▸ DOKUMENT
Der polnische Oberste Gerichtshof erkennt ausländischen Staaten unbeschränkte Immunität zu und prüft dabei seit 1937, ob Gegenseitigkeit gewährt wird.
Vgl. Entscheidung vom 2. März 1926, Zeitschrift für Ostrecht 1927 S. 275; Entscheidung vom 31. August 1937, AD 1935-1937 S. 239 (in den beiden folgenden Entscheidungen zitiert unter dem Datum vom 31. Juli 1937);
Entscheidung vom 14. Dezember 1948, ILR 1957 S. 223;
Entscheidung vom 26. März 1958, ILR Bd. 26 (1958 - II) S. 178.
Auch die tschechoslowakischen Gerichte folgen der Lehre von der unbeschränkten Staatenimmunität.
Vgl. Entscheidung des Obersten Gerichtshofs vom 23. Dezember 1919, Allen S. 276 f. und Harvard Law School S. 531 f.; Entscheidungen des Obersten Gerichtshofs vom 12. und vom 19. Oktober 1920, Zeitschrift für Ostrecht 1927 S. 252 und S. 254; Entscheidung des Obersten Gerichtshofs vom 16. Januar 1923, Zeitschrift für Ostrecht 1927 S. 255; Entscheidung des Kreisgerichts Prag vom 16. Dezember 1955, ILR 1955 S. 242.
Schließlich ist eine Entscheidung des Obersten Gerichtshofs der Volksrepublik Kroatien vom 30. August 1956 (ILR 1956 S. 431) bekannt geworden, der die Auffassung zugrunde liegt, nach Völkergewohnheitsrecht sei ein ausländischer Staat ohne seine Zustimmung inländischer Gerichtsbarkeit nicht unterworfen.
Die Prüfung der Rechtsprechung hat ergeben:
Die Gerichte einer beträchtlichen Zahl von Staaten, vor allem die Gerichte Italiens, Belgiens, der Schweiz, Österreichs, Frankreichs, Griechenlands, Ägyptens und Jordaniens, gewähren eindeutig ausländischen Staaten Immunität nur für Hoheitsakte. Hinsichtlich der Rechtsprechung in anderen Staaten ist es zweifelhaft, ob die Gerichte nach wie vor der Lehre der unbeschränkten Staatenimmunität folgen. In Deutschland läßt sich eine Tendenz zur Einschränkung der Staatenimmunität feststellen. Demgegenüber halten die Gerichte vor allem Englands und der Vereinigten Staaten von Amerika, ebenso aber auch die Japans und der Philippinen sowie die der osteuropäischen Staaten daran fest, daß ausländischen Staaten Immunität sowohl für hoheitliche wie für nicht-hoheitliche Tätigkeit zusteht. Vor allem in den Vereinigten Staaten von Amerika und in England ist jedoch die Tendenz erkennbar, von der unbeschränkten Staatenimmunität abzugehen.
Aus der Praxis der Gerichte kann angesichts dieser Sachlage nicht hergeleitet werden, daß die Gewährung unbeschränkter Immunität auch heute noch als ein von der weitaus größeren Zahl der Staaten im Bewußtsein rechtlicher Verpflichtung geübter Brauch angesehen werden kann.

▸ ANGEZEIGTE DATENSÄTZE

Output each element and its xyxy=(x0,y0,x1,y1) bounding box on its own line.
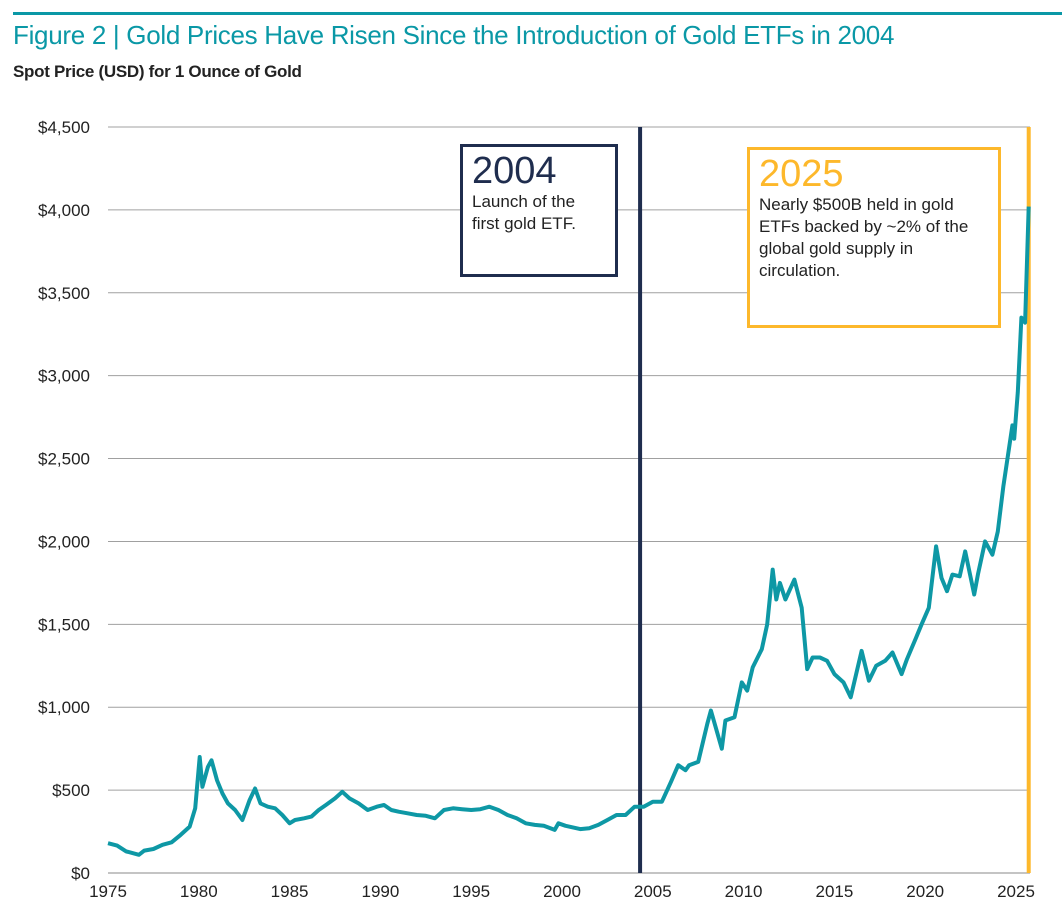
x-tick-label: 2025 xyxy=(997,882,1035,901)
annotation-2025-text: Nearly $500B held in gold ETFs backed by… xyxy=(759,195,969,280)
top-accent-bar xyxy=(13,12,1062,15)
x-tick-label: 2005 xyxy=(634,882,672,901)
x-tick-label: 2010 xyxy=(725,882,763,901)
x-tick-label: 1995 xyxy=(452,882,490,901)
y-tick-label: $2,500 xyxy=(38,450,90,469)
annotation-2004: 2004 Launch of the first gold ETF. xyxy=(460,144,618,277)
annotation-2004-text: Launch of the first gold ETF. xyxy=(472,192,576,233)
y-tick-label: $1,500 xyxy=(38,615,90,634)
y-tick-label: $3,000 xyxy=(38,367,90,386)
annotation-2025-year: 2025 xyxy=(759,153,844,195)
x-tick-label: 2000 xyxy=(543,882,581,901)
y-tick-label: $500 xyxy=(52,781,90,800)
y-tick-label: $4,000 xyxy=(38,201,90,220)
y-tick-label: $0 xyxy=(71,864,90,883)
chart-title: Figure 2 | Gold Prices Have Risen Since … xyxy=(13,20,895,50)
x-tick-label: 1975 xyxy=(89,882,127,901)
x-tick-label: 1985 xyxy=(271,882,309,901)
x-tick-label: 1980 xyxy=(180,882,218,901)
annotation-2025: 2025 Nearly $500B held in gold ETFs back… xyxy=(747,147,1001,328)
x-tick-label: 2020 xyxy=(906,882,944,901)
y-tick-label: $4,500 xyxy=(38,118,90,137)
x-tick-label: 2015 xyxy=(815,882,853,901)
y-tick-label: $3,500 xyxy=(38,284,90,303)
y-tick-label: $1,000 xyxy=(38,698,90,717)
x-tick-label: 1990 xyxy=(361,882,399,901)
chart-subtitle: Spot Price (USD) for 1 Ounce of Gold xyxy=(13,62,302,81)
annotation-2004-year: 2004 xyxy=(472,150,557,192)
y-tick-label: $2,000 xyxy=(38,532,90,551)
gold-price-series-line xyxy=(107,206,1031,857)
--
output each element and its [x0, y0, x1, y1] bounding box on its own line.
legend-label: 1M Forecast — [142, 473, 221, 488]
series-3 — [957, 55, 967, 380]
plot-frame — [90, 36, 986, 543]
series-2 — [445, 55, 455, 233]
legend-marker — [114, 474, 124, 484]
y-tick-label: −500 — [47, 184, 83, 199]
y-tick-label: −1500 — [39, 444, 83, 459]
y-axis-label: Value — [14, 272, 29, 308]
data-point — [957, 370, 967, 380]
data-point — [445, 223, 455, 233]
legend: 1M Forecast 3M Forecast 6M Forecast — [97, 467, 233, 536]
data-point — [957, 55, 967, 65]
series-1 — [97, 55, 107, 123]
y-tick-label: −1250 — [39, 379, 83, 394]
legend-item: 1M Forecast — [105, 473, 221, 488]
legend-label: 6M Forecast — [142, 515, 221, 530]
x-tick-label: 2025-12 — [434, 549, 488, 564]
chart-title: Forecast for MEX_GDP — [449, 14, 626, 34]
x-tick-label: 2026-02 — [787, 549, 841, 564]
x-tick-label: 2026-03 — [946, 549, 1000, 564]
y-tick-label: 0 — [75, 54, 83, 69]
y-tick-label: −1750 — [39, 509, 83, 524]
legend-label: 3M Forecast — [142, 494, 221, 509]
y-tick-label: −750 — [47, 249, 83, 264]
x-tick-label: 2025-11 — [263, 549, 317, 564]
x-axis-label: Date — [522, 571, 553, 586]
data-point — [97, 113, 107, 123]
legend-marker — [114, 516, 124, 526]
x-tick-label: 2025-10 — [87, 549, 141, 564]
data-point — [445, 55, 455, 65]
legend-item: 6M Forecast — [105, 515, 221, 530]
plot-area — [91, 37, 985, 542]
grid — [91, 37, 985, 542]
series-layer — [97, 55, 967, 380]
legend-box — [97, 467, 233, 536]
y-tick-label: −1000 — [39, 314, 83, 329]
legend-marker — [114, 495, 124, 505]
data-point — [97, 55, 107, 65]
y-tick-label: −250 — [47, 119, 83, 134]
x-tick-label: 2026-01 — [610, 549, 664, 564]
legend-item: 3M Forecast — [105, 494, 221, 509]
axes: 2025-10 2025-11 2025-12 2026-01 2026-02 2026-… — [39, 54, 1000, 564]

▸ ARBEITSAUFTRÄGE
**a)** Benenne in den Datensätzen zwischen der Zeile mit „x-tick-label: 2025 xyxy=(997,882,1035,901)“ und der Zeile mit „x-tick-label: 1980 xyxy=(180,882,218,901)“, beide eingeschlossen, „y-tick-label“ in „y-axis-tick“ um. Gib nur diese Zeilen wieder und lass alles Übrige unverändert.
**b)** Schreibe den Text über die Staatenimmunität im Anschluss an seinen letzten Satz weiter.

▸ LÖSUNGEN
**a)**
x-tick-label: 2025 xyxy=(997,882,1035,901)
annotation-2025-text: Nearly $500B held in gold ETFs backed by… xyxy=(759,195,969,280)
top-accent-bar xyxy=(13,12,1062,15)
x-tick-label: 2005 xyxy=(634,882,672,901)
x-tick-label: 2010 xyxy=(725,882,763,901)
x-tick-label: 1995 xyxy=(452,882,490,901)
y-axis-tick: $2,500 xyxy=(38,450,90,469)
annotation-2004: 2004 Launch of the first gold ETF. xyxy=(460,144,618,277)
annotation-2004-text: Launch of the first gold ETF. xyxy=(472,192,576,233)
y-axis-tick: $1,500 xyxy=(38,615,90,634)
y-axis-tick: $3,000 xyxy=(38,367,90,386)
annotation-2025-year: 2025 xyxy=(759,153,844,195)
x-tick-label: 2000 xyxy=(543,882,581,901)
y-axis-tick: $500 xyxy=(52,781,90,800)
y-axis-tick: $4,000 xyxy=(38,201,90,220)
y-axis-tick: $0 xyxy=(71,864,90,883)
chart-title: Figure 2 | Gold Prices Have Risen Since … xyxy=(13,20,895,50)
x-tick-label: 1975 xyxy=(89,882,127,901)
x-tick-label: 1985 xyxy=(271,882,309,901)
x-tick-label: 1980 xyxy=(180,882,218,901)

**b)**
4. Die zahlreichen zwei- und mehrseitigen völkerrechtlichen Verträge, die generell oder für bestimmte Objekte (z.B. für Staatshandelsschiffe) Fragen der Staatenimmunität regeln, bestätigen auch bei vorsichtiger Würdigung, daß nach allgemeinem Völkerrecht die Staaten Immunität nur noch für Akte iure imperii und nicht mehr für Akte iure gestionis beanspruchen können.
a) Bei rückschauender Betrachtung erweisen sich die Bestimmungen der Pariser Vorortverträge von 1919 und 1920, nach denen den Regierungen der besiegten Staaten für den Fall ihrer Beteiligung am internationalen Handel "keine Vorrechte und Freiheiten der Souveränität" zustanden, als Ausgangspunkt einer Entwicklung, die mit zunehmender Deutlichkeit von der unbeschränkten zur beschränkten Staatenimmunität führt.
Vgl. Art. 281 des vertrages von Versailles sowie die entsprechenden Bestimmungen in den Verträgen von Saint Germain, Neuilly, Trianon und Sevres sowie hierzu Diena, Völkerbundsdokument A. 15. 1928. V. S. 56 = AJIL Bd. 22 (1928) Special Supplement, Januar 1928, S. 131.
b) Das von vielen Staaten ratifizierte Brüsseler Abkommen zur einheitlichen Feststellung von Regeln über die Immunitäten der Staatsschiffe vom 10. April 1926 (RGBl. 1927 II S. 483; Zusatzprotokoll vom 24. Mai 1934, RGBl. 1936 II S. 303) sieht eine weitgehende Gleichstellung der Staatshandelsschiffe mit privaten Schiffen vor. Gleiches gilt für die - noch nicht in Kraft getretenen - Konventionen der Genfer Seerechtskonferenz von 1958.
Siehe Art. 9 der Konvention über die Hohe See, Arch VR Bd. 7 (1958/59) S. 313 ff., sowie Art. 21 der Konvention über das Küstenmeer und die Anschlußzone, Arch VR aaO S. 306 ff., und hierzu Münch in: Strupp/Schlochauer, Wörterbuch, Bd. 3 S. 238, sowie Geck, ebenda, S. 334; Menzel, Die Immunität der Staatsschiffe, 1961, S. 25 f.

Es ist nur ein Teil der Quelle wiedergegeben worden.